▶ [ENTRIES SHOWN]
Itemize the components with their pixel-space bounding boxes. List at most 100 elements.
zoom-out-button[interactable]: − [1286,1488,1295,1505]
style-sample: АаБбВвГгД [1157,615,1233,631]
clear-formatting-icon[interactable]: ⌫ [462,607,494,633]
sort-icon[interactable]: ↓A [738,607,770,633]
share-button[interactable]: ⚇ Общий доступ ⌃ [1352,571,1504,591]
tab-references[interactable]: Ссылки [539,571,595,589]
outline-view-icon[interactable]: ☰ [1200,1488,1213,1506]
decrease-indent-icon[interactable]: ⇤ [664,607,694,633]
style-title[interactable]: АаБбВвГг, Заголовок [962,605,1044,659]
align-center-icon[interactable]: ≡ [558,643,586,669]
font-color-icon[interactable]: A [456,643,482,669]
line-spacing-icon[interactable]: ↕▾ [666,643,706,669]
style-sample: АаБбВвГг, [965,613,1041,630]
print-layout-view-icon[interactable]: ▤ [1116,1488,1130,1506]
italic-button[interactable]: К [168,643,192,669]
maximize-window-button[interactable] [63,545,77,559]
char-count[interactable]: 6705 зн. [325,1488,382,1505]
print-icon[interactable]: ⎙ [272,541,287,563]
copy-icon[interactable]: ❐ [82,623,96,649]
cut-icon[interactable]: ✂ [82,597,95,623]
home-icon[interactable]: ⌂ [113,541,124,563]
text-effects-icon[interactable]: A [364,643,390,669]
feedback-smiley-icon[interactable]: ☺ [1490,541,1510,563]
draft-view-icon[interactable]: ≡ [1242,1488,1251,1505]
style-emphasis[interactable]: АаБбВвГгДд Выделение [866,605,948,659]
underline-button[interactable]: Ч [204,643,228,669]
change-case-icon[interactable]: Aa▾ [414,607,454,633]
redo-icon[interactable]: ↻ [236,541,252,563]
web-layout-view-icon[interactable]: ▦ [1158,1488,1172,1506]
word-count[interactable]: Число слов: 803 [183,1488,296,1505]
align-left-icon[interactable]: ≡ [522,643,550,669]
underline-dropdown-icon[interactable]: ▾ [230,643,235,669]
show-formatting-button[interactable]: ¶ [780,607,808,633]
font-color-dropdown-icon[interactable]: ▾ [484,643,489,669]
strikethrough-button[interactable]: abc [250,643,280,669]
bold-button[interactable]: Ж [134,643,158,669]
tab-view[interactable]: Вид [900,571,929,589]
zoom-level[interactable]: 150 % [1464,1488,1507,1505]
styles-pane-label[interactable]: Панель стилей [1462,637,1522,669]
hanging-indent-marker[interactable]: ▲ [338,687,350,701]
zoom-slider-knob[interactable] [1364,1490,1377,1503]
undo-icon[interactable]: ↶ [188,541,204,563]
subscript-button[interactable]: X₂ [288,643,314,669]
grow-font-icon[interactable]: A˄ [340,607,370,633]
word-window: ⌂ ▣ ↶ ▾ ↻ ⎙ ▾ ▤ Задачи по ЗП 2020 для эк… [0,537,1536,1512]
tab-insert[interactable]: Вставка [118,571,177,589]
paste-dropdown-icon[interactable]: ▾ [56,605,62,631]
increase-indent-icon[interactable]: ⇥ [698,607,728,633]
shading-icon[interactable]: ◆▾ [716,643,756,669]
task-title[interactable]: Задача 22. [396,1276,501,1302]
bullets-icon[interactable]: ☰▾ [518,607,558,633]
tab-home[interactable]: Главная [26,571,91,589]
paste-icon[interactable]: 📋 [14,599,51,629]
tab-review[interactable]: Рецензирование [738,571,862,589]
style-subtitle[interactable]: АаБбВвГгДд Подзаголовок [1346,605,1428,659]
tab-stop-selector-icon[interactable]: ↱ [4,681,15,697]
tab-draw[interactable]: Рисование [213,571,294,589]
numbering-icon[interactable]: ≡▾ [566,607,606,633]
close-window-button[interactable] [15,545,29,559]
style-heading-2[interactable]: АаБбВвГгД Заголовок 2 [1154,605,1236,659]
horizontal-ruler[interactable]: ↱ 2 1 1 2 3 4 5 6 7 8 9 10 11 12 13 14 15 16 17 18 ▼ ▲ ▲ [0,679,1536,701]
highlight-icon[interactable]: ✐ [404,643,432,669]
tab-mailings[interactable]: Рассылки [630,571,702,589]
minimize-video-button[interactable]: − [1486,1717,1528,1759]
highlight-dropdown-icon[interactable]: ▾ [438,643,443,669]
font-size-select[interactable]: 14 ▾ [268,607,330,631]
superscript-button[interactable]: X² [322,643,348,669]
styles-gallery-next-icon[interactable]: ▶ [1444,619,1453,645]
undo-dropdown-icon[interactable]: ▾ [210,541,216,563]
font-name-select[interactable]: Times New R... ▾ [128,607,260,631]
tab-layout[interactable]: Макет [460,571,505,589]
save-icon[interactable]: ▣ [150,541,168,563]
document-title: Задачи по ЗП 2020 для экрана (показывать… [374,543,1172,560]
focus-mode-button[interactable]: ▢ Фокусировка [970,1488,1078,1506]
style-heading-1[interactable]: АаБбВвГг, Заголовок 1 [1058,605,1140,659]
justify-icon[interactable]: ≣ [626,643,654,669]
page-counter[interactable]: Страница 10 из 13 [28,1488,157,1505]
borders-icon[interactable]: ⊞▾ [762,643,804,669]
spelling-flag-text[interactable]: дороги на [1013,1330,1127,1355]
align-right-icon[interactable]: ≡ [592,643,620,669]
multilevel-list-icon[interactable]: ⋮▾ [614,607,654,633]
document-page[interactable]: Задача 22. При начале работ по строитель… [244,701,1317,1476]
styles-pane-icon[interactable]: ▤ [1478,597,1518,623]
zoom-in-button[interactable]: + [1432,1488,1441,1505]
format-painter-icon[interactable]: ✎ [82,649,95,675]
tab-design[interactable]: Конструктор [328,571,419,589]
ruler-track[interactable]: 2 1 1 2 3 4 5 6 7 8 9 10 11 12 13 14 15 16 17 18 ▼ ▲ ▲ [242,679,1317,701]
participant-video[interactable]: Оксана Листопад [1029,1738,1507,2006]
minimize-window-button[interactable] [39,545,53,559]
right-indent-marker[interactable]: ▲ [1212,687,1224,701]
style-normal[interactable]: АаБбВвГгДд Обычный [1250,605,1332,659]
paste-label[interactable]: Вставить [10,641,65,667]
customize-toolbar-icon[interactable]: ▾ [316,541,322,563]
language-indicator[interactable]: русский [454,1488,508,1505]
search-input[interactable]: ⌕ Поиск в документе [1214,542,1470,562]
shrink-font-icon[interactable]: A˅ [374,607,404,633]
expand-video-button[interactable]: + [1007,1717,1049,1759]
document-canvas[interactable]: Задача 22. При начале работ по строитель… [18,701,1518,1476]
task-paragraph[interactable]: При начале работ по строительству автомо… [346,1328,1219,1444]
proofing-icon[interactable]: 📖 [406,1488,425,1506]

▶ [STATED EXERCISE]
Format the material above as a JSON array of strings, one string per line, leaving out any blank lines.

▶ [OUTPUT OF THE TASK]
[
  "Itemize the components with their pixel-space bounding boxes. List at most 100 elements.",
  "zoom-out-button[interactable]: − [1286,1488,1295,1505]",
  "style-sample: АаБбВвГгД [1157,615,1233,631]",
  "clear-formatting-icon[interactable]: ⌫ [462,607,494,633]",
  "sort-icon[interactable]: ↓A [738,607,770,633]",
  "share-button[interactable]: ⚇ Общий доступ ⌃ [1352,571,1504,591]",
  "tab-references[interactable]: Ссылки [539,571,595,589]",
  "outline-view-icon[interactable]: ☰ [1200,1488,1213,1506]",
  "decrease-indent-icon[interactable]: ⇤ [664,607,694,633]",
  "style-title[interactable]: АаБбВвГг, Заголовок [962,605,1044,659]",
  "align-center-icon[interactable]: ≡ [558,643,586,669]",
  "font-color-icon[interactable]: A [456,643,482,669]",
  "line-spacing-icon[interactable]: ↕▾ [666,643,706,669]",
  "style-sample: АаБбВвГг, [965,613,1041,630]",
  "print-layout-view-icon[interactable]: ▤ [1116,1488,1130,1506]",
  "italic-button[interactable]: К [168,643,192,669]",
  "maximize-window-button[interactable] [63,545,77,559]",
  "char-count[interactable]: 6705 зн. [325,1488,382,1505]",
  "print-icon[interactable]: ⎙ [272,541,287,563]",
  "copy-icon[interactable]: ❐ [82,623,96,649]",
  "cut-icon[interactable]: ✂ [82,597,95,623]",
  "home-icon[interactable]: ⌂ [113,541,124,563]",
  "text-effects-icon[interactable]: A [364,643,390,669]",
  "feedback-smiley-icon[interactable]: ☺ [1490,541,1510,563]",
  "draft-view-icon[interactable]: ≡ [1242,1488,1251,1505]",
  "style-emphasis[interactable]: АаБбВвГгДд Выделение [866,605,948,659]",
  "underline-button[interactable]: Ч [204,643,228,669]",
  "change-case-icon[interactable]: Aa▾ [414,607,454,633]",
  "redo-icon[interactable]: ↻ [236,541,252,563]",
  "web-layout-view-icon[interactable]: ▦ [1158,1488,1172,1506]",
  "word-count[interactable]: Число слов: 803 [183,1488,296,1505]",
  "align-left-icon[interactable]: ≡ [522,643,550,669]",
  "underline-dropdown-icon[interactable]: ▾ [230,643,235,669]",
  "show-formatting-button[interactable]: ¶ [780,607,808,633]",
  "font-color-dropdown-icon[interactable]: ▾ [484,643,489,669]",
  "strikethrough-button[interactable]: abc [250,643,280,669]",
  "bold-button[interactable]: Ж [134,643,158,669]",
  "tab-view[interactable]: Вид [900,571,929,589]",
  "zoom-level[interactable]: 150 % [1464,1488,1507,1505]",
  "styles-pane-label[interactable]: Панель стилей [1462,637,1522,669]",
  "hanging-indent-marker[interactable]: ▲ [338,687,350,701]",
  "zoom-slider-knob[interactable] [1364,1490,1377,1503]",
  "undo-icon[interactable]: ↶ [188,541,204,563]",
  "subscript-button[interactable]: X₂ [288,643,314,669]",
  "grow-font-icon[interactable]: A˄ [340,607,370,633]",
  "word-window: ⌂ ▣ ↶ ▾ ↻ ⎙ ▾ ▤ Задачи по ЗП 2020 для эк… [0,537,1536,1512]",
  "tab-insert[interactable]: Вставка [118,571,177,589]",
  "paste-dropdown-icon[interactable]: ▾ [56,605,62,631]",
  "increase-indent-icon[interactable]: ⇥ [698,607,728,633]",
  "shading-icon[interactable]: ◆▾ [716,643,756,669]",
  "task-title[interactable]: Задача 22. [396,1276,501,1302]",
  "bullets-icon[interactable]: ☰▾ [518,607,558,633]",
  "tab-home[interactable]: Главная [26,571,91,589]",
  "paste-icon[interactable]: 📋 [14,599,51,629]",
  "tab-review[interactable]: Рецензирование [738,571,862,589]",
  "style-subtitle[interactable]: АаБбВвГгДд Подзаголовок [1346,605,1428,659]",
  "tab-stop-selector-icon[interactable]: ↱ [4,681,15,697]",
  "tab-draw[interactable]: Рисование [213,571,294,589]",
  "numbering-icon[interactable]: ≡▾ [566,607,606,633]",
  "close-window-button[interactable] [15,545,29,559]",
  "style-heading-2[interactable]: АаБбВвГгД Заголовок 2 [1154,605,1236,659]",
  "horizontal-ruler[interactable]: ↱ 2 1 1 2 3 4 5 6 7 8 9 10 11 12 13 14 15 16 17 18 ▼ ▲ ▲ [0,679,1536,701]",
  "highlight-icon[interactable]: ✐ [404,643,432,669]",
  "tab-mailings[interactable]: Рассылки [630,571,702,589]",
  "minimize-video-button[interactable]: − [1486,1717,1528,1759]",
  "highlight-dropdown-icon[interactable]: ▾ [438,643,443,669]",
  "font-size-select[interactable]: 14 ▾ [268,607,330,631]",
  "superscript-button[interactable]: X² [322,643,348,669]",
  "styles-gallery-next-icon[interactable]: ▶ [1444,619,1453,645]",
  "undo-dropdown-icon[interactable]: ▾ [210,541,216,563]",
  "font-name-select[interactable]: Times New R... ▾ [128,607,260,631]",
  "tab-layout[interactable]: Макет [460,571,505,589]",
  "save-icon[interactable]: ▣ [150,541,168,563]",
  "document-title: Задачи по ЗП 2020 для экрана (показывать… [374,543,1172,560]",
  "focus-mode-button[interactable]: ▢ Фокусировка [970,1488,1078,1506]",
  "style-heading-1[interactable]: АаБбВвГг, Заголовок 1 [1058,605,1140,659]",
  "justify-icon[interactable]: ≣ [626,643,654,669]",
  "page-counter[interactable]: Страница 10 из 13 [28,1488,157,1505]",
  "borders-icon[interactable]: ⊞▾ [762,643,804,669]",
  "spelling-flag-text[interactable]: дороги на [1013,1330,1127,1355]",
  "align-right-icon[interactable]: ≡ [592,643,620,669]",
  "multilevel-list-icon[interactable]: ⋮▾ [614,607,654,633]",
  "document-page[interactable]: Задача 22. При начале работ по строитель… [244,701,1317,1476]",
  "styles-pane-icon[interactable]: ▤ [1478,597,1518,623]",
  "zoom-in-button[interactable]: + [1432,1488,1441,1505]",
  "format-painter-icon[interactable]: ✎ [82,649,95,675]",
  "tab-design[interactable]: Конструктор [328,571,419,589]",
  "ruler-track[interactable]: 2 1 1 2 3 4 5 6 7 8 9 10 11 12 13 14 15 16 17 18 ▼ ▲ ▲ [242,679,1317,701]",
  "participant-video[interactable]: Оксана Листопад [1029,1738,1507,2006]",
  "minimize-window-button[interactable] [39,545,53,559]",
  "right-indent-marker[interactable]: ▲ [1212,687,1224,701]",
  "style-normal[interactable]: АаБбВвГгДд Обычный [1250,605,1332,659]",
  "paste-label[interactable]: Вставить [10,641,65,667]",
  "customize-toolbar-icon[interactable]: ▾ [316,541,322,563]",
  "language-indicator[interactable]: русский [454,1488,508,1505]",
  "search-input[interactable]: ⌕ Поиск в документе [1214,542,1470,562]",
  "shrink-font-icon[interactable]: A˅ [374,607,404,633]",
  "expand-video-button[interactable]: + [1007,1717,1049,1759]",
  "document-canvas[interactable]: Задача 22. При начале работ по строитель… [18,701,1518,1476]",
  "task-paragraph[interactable]: При начале работ по строительству автомо… [346,1328,1219,1444]",
  "proofing-icon[interactable]: 📖 [406,1488,425,1506]"
]